-- TASK REQUIREMENTS --
Copy out each line below that has the word "sind" in it.

-- SUPPLIED DATA --
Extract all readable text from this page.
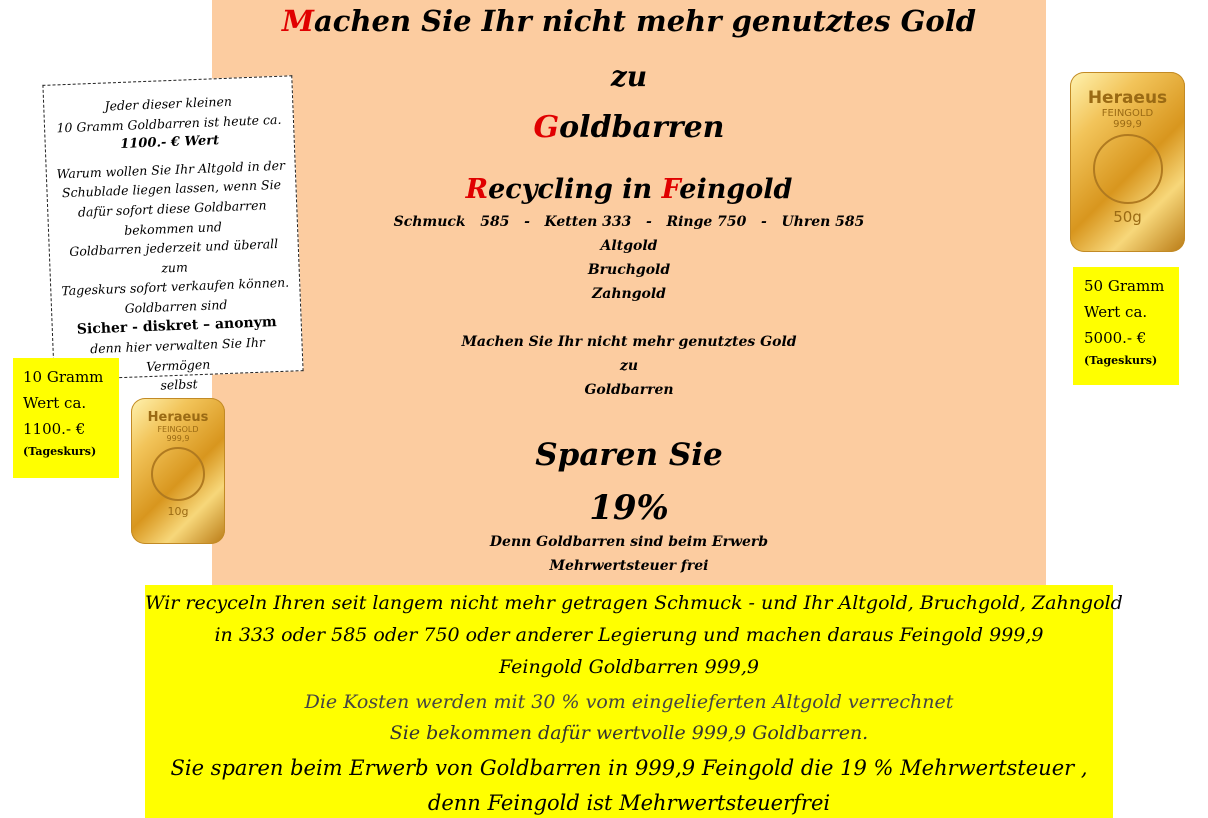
Machen Sie Ihr nicht mehr genutztes Gold
zu
Goldbarren
Recycling in Feingold
Schmuck   585   -   Ketten 333   -   Ringe 750   -   Uhren 585
Altgold
Bruchgold
Zahngold
Machen Sie Ihr nicht mehr genutztes Gold
zu
Goldbarren
Sparen Sie
19%
Denn Goldbarren sind beim Erwerb
Mehrwertsteuer frei
Jeder dieser kleinen
10 Gramm Goldbarren ist heute ca.
1100.- € Wert
Warum wollen Sie Ihr Altgold in der
Schublade liegen lassen, wenn Sie
dafür sofort diese Goldbarren
bekommen und
Goldbarren jederzeit und überall zum
Tageskurs sofort verkaufen können.
Goldbarren sind
Sicher - diskret – anonym
denn hier verwalten Sie Ihr Vermögen
selbst
10 Gramm
Wert ca.
1100.- €
(Tageskurs)
50 Gramm
Wert ca.
5000.- €
(Tageskurs)
Heraeus
FEINGOLD
999,9
10g
Heraeus
FEINGOLD
999,9
50g
Wir recyceln Ihren seit langem nicht mehr getragen Schmuck - und Ihr Altgold, Bruchgold, Zahngold
in 333 oder 585 oder 750 oder anderer Legierung und machen daraus Feingold 999,9
Feingold Goldbarren 999,9
Die Kosten werden mit 30 % vom eingelieferten Altgold verrechnet
Sie bekommen dafür wertvolle 999,9 Goldbarren.
Sie sparen beim Erwerb von Goldbarren in 999,9 Feingold die 19 % Mehrwertsteuer ,
denn Feingold ist Mehrwertsteuerfrei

-- CORRECT OUTPUT --
Denn Goldbarren sind beim Erwerb
Goldbarren sind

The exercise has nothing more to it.